What the task requires
Your task is to reproduce the material exactly.

━━ The records

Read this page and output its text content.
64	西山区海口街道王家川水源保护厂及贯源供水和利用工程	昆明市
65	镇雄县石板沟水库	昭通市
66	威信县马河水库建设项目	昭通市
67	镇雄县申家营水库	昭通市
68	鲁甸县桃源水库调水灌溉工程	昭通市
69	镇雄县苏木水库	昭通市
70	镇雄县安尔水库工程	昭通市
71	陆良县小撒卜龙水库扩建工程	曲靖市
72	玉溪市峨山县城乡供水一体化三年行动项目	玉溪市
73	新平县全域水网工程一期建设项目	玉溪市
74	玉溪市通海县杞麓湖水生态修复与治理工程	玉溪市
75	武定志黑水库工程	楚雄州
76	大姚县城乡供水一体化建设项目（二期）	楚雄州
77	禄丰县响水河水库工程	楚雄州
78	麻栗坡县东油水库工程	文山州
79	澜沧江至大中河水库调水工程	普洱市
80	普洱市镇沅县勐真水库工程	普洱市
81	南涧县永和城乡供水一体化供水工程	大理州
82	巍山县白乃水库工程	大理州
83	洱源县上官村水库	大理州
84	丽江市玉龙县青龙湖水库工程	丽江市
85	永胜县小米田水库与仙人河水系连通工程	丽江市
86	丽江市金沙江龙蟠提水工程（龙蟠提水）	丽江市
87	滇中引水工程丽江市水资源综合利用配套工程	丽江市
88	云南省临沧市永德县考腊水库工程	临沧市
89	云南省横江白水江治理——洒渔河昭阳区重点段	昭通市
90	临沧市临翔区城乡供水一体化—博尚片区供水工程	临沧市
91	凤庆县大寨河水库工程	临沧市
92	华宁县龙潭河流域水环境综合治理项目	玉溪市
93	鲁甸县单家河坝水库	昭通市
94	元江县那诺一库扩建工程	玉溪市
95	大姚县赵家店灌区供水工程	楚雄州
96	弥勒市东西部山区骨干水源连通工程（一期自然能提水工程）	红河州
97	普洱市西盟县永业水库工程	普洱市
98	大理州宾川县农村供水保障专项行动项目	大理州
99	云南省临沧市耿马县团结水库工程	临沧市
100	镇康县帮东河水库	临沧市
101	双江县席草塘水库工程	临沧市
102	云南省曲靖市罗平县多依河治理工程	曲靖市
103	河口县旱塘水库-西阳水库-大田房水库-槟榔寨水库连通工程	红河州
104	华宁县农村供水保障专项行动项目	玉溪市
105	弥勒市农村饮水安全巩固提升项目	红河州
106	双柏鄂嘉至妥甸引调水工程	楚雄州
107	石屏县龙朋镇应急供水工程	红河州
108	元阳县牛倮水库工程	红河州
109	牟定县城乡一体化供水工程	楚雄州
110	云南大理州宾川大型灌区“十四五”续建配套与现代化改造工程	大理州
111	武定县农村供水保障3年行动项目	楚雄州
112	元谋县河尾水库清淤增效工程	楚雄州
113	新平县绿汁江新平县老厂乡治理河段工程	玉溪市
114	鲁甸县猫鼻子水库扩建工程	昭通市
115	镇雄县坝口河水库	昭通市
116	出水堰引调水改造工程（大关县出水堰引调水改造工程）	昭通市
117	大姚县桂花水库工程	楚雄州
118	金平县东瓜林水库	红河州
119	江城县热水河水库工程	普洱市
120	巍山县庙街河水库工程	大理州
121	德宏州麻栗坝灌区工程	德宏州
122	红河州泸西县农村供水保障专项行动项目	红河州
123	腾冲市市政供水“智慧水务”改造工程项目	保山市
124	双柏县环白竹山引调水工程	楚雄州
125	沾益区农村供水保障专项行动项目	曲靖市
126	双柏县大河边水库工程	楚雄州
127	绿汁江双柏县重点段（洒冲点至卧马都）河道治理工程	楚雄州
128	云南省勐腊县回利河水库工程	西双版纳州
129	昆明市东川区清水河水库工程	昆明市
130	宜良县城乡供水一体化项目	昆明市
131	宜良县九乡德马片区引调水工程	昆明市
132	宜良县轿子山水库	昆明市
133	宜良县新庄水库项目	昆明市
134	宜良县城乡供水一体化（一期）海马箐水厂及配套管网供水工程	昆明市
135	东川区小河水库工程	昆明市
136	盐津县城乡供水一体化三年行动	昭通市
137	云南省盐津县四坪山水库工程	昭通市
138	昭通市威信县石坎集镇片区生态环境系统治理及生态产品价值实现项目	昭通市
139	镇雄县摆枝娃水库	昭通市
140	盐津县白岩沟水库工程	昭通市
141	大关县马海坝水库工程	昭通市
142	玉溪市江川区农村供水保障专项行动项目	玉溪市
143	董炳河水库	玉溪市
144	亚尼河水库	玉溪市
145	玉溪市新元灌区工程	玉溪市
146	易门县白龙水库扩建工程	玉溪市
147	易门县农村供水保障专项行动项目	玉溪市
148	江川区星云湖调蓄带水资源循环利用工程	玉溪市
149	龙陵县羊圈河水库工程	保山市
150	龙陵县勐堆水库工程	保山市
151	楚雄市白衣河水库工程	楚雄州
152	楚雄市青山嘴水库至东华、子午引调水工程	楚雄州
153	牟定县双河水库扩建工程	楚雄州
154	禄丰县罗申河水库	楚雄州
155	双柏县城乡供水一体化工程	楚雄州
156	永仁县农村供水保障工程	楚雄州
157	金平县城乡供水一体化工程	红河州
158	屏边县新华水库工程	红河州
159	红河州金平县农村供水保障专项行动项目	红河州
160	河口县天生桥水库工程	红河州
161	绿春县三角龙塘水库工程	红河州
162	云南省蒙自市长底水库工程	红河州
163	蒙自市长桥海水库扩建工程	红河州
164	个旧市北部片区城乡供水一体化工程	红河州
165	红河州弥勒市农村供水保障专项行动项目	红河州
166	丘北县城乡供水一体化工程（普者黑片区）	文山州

━━━━

Complete answer
Read this page and output its text content.
64	西山区海口街道王家川水源保护厂及贯源供水和利用工程	昆明市
65	镇雄县石板沟水库	昭通市
66	威信县马河水库建设项目	昭通市
67	镇雄县申家营水库	昭通市
68	鲁甸县桃源水库调水灌溉工程	昭通市
69	镇雄县苏木水库	昭通市
70	镇雄县安尔水库工程	昭通市
71	陆良县小撒卜龙水库扩建工程	曲靖市
72	玉溪市峨山县城乡供水一体化三年行动项目	玉溪市
73	新平县全域水网工程一期建设项目	玉溪市
74	玉溪市通海县杞麓湖水生态修复与治理工程	玉溪市
75	武定志黑水库工程	楚雄州
76	大姚县城乡供水一体化建设项目（二期）	楚雄州
77	禄丰县响水河水库工程	楚雄州
78	麻栗坡县东油水库工程	文山州
79	澜沧江至大中河水库调水工程	普洱市
80	普洱市镇沅县勐真水库工程	普洱市
81	南涧县永和城乡供水一体化供水工程	大理州
82	巍山县白乃水库工程	大理州
83	洱源县上官村水库	大理州
84	丽江市玉龙县青龙湖水库工程	丽江市
85	永胜县小米田水库与仙人河水系连通工程	丽江市
86	丽江市金沙江龙蟠提水工程（龙蟠提水）	丽江市
87	滇中引水工程丽江市水资源综合利用配套工程	丽江市
88	云南省临沧市永德县考腊水库工程	临沧市
89	云南省横江白水江治理——洒渔河昭阳区重点段	昭通市
90	临沧市临翔区城乡供水一体化—博尚片区供水工程	临沧市
91	凤庆县大寨河水库工程	临沧市
92	华宁县龙潭河流域水环境综合治理项目	玉溪市
93	鲁甸县单家河坝水库	昭通市
94	元江县那诺一库扩建工程	玉溪市
95	大姚县赵家店灌区供水工程	楚雄州
96	弥勒市东西部山区骨干水源连通工程（一期自然能提水工程）	红河州
97	普洱市西盟县永业水库工程	普洱市
98	大理州宾川县农村供水保障专项行动项目	大理州
99	云南省临沧市耿马县团结水库工程	临沧市
100	镇康县帮东河水库	临沧市
101	双江县席草塘水库工程	临沧市
102	云南省曲靖市罗平县多依河治理工程	曲靖市
103	河口县旱塘水库-西阳水库-大田房水库-槟榔寨水库连通工程	红河州
104	华宁县农村供水保障专项行动项目	玉溪市
105	弥勒市农村饮水安全巩固提升项目	红河州
106	双柏鄂嘉至妥甸引调水工程	楚雄州
107	石屏县龙朋镇应急供水工程	红河州
108	元阳县牛倮水库工程	红河州
109	牟定县城乡一体化供水工程	楚雄州
110	云南大理州宾川大型灌区“十四五”续建配套与现代化改造工程	大理州
111	武定县农村供水保障3年行动项目	楚雄州
112	元谋县河尾水库清淤增效工程	楚雄州
113	新平县绿汁江新平县老厂乡治理河段工程	玉溪市
114	鲁甸县猫鼻子水库扩建工程	昭通市
115	镇雄县坝口河水库	昭通市
116	出水堰引调水改造工程（大关县出水堰引调水改造工程）	昭通市
117	大姚县桂花水库工程	楚雄州
118	金平县东瓜林水库	红河州
119	江城县热水河水库工程	普洱市
120	巍山县庙街河水库工程	大理州
121	德宏州麻栗坝灌区工程	德宏州
122	红河州泸西县农村供水保障专项行动项目	红河州
123	腾冲市市政供水“智慧水务”改造工程项目	保山市
124	双柏县环白竹山引调水工程	楚雄州
125	沾益区农村供水保障专项行动项目	曲靖市
126	双柏县大河边水库工程	楚雄州
127	绿汁江双柏县重点段（洒冲点至卧马都）河道治理工程	楚雄州
128	云南省勐腊县回利河水库工程	西双版纳州
129	昆明市东川区清水河水库工程	昆明市
130	宜良县城乡供水一体化项目	昆明市
131	宜良县九乡德马片区引调水工程	昆明市
132	宜良县轿子山水库	昆明市
133	宜良县新庄水库项目	昆明市
134	宜良县城乡供水一体化（一期）海马箐水厂及配套管网供水工程	昆明市
135	东川区小河水库工程	昆明市
136	盐津县城乡供水一体化三年行动	昭通市
137	云南省盐津县四坪山水库工程	昭通市
138	昭通市威信县石坎集镇片区生态环境系统治理及生态产品价值实现项目	昭通市
139	镇雄县摆枝娃水库	昭通市
140	盐津县白岩沟水库工程	昭通市
141	大关县马海坝水库工程	昭通市
142	玉溪市江川区农村供水保障专项行动项目	玉溪市
143	董炳河水库	玉溪市
144	亚尼河水库	玉溪市
145	玉溪市新元灌区工程	玉溪市
146	易门县白龙水库扩建工程	玉溪市
147	易门县农村供水保障专项行动项目	玉溪市
148	江川区星云湖调蓄带水资源循环利用工程	玉溪市
149	龙陵县羊圈河水库工程	保山市
150	龙陵县勐堆水库工程	保山市
151	楚雄市白衣河水库工程	楚雄州
152	楚雄市青山嘴水库至东华、子午引调水工程	楚雄州
153	牟定县双河水库扩建工程	楚雄州
154	禄丰县罗申河水库	楚雄州
155	双柏县城乡供水一体化工程	楚雄州
156	永仁县农村供水保障工程	楚雄州
157	金平县城乡供水一体化工程	红河州
158	屏边县新华水库工程	红河州
159	红河州金平县农村供水保障专项行动项目	红河州
160	河口县天生桥水库工程	红河州
161	绿春县三角龙塘水库工程	红河州
162	云南省蒙自市长底水库工程	红河州
163	蒙自市长桥海水库扩建工程	红河州
164	个旧市北部片区城乡供水一体化工程	红河州
165	红河州弥勒市农村供水保障专项行动项目	红河州
166	丘北县城乡供水一体化工程（普者黑片区）	文山州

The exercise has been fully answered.